▶ [What you need to do]: Gather, from the data below, each line in which the word "Scrubtec" occurs.

▶ [Extracted entries]:
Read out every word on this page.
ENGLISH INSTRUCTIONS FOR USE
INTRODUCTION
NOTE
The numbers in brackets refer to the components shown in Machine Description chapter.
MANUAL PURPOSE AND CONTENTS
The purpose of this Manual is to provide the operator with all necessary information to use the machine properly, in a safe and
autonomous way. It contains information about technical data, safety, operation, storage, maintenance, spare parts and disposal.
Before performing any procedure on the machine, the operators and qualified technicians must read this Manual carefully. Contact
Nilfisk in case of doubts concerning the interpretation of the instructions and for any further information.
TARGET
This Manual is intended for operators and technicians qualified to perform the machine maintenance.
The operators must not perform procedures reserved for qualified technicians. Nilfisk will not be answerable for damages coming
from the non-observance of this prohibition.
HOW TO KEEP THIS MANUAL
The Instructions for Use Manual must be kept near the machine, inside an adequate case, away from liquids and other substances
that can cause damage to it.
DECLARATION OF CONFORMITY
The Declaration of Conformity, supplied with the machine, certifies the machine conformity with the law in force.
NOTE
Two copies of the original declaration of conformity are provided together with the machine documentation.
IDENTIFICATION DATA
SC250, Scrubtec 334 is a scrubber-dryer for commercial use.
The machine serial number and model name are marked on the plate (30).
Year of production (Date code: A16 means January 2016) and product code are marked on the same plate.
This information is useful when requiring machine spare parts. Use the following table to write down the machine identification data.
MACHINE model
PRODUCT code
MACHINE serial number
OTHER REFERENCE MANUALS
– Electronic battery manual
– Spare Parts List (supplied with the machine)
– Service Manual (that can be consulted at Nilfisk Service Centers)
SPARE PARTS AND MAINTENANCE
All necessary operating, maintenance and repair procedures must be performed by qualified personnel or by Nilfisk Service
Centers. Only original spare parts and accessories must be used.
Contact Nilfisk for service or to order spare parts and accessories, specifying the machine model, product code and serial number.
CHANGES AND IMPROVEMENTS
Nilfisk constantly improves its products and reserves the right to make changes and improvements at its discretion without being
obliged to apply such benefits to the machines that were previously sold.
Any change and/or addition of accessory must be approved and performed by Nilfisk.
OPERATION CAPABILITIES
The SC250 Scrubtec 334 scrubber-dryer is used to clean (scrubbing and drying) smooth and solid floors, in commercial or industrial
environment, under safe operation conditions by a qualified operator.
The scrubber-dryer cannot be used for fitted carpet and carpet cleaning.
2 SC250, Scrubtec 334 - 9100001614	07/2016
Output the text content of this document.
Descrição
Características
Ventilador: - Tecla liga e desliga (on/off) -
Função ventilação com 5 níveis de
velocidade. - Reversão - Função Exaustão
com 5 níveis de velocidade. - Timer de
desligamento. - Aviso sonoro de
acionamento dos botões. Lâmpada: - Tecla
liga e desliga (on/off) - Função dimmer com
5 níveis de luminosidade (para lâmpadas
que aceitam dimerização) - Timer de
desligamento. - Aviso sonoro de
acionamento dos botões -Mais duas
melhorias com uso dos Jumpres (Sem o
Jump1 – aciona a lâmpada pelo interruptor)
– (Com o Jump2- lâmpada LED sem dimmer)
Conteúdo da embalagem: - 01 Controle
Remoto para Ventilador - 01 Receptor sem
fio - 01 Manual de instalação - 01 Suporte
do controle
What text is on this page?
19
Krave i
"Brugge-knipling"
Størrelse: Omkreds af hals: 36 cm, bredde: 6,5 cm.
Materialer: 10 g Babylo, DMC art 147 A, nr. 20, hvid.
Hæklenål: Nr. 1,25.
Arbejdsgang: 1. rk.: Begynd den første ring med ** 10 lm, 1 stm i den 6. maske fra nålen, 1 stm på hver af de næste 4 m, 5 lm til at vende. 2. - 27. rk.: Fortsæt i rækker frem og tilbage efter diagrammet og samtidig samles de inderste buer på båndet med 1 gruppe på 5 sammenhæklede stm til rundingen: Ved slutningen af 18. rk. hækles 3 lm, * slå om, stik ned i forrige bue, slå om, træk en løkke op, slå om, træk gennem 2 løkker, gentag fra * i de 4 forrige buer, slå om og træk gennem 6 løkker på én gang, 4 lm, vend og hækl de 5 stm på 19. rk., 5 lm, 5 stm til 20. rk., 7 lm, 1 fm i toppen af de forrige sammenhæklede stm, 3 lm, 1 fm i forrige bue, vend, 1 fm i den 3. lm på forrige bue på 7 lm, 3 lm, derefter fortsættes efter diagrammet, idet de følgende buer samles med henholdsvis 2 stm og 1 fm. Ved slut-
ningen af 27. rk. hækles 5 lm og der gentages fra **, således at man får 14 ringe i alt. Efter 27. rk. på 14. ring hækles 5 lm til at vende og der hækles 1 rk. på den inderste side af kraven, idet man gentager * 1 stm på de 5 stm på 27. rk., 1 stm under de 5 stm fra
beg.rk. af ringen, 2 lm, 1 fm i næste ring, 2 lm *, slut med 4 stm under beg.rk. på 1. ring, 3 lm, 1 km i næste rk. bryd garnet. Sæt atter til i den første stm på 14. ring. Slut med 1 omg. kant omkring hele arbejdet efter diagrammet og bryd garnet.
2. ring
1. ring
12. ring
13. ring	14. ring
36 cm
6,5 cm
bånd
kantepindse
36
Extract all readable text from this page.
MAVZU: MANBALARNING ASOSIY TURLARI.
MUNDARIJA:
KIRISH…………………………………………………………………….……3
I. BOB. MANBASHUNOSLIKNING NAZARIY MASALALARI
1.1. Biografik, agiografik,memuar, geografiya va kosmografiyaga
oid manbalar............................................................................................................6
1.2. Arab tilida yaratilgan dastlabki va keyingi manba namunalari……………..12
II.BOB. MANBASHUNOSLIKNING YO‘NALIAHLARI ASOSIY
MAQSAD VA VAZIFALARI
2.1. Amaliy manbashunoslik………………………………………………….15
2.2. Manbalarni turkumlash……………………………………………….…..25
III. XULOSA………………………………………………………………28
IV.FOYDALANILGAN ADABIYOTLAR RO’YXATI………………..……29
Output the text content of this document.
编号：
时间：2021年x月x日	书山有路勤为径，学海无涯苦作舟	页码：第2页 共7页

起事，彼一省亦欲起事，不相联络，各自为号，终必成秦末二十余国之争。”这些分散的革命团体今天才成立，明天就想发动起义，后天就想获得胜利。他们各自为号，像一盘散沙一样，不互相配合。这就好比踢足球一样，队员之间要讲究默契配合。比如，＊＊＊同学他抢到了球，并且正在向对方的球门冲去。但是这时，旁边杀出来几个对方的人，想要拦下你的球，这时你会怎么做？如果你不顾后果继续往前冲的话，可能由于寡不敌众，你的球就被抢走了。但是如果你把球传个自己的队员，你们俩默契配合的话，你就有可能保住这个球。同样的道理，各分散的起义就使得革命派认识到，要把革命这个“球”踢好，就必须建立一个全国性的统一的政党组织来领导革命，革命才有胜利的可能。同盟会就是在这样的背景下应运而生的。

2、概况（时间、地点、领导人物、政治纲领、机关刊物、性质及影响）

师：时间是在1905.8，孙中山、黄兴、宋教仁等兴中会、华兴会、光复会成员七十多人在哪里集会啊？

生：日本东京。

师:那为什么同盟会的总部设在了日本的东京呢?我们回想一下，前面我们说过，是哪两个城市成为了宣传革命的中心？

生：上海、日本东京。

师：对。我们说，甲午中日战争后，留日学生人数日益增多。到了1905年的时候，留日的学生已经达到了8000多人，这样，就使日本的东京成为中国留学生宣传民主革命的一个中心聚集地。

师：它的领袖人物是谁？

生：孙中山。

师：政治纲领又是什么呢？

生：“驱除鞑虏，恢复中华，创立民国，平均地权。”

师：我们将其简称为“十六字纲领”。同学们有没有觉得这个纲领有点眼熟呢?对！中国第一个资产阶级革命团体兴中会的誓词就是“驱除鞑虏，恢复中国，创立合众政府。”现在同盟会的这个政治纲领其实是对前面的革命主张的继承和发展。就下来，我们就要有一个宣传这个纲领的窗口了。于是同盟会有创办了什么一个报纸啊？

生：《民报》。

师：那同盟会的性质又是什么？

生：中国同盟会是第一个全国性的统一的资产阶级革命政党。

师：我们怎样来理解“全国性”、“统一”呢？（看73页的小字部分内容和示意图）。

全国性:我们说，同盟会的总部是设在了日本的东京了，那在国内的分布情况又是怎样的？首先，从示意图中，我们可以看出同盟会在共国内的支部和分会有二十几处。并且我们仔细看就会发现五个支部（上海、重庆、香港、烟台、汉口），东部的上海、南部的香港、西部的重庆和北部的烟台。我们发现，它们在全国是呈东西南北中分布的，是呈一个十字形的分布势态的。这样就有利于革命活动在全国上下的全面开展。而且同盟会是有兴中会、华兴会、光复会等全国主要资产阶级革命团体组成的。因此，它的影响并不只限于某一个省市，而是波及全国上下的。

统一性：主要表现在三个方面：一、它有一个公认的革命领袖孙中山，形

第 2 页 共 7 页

▶ [The answer]:
SC250, Scrubtec 334 is a scrubber-dryer for commercial use.
The SC250 Scrubtec 334 scrubber-dryer is used to clean (scrubbing and drying) smooth and solid floors, in commercial or industrial
2 SC250, Scrubtec 334 - 9100001614	07/2016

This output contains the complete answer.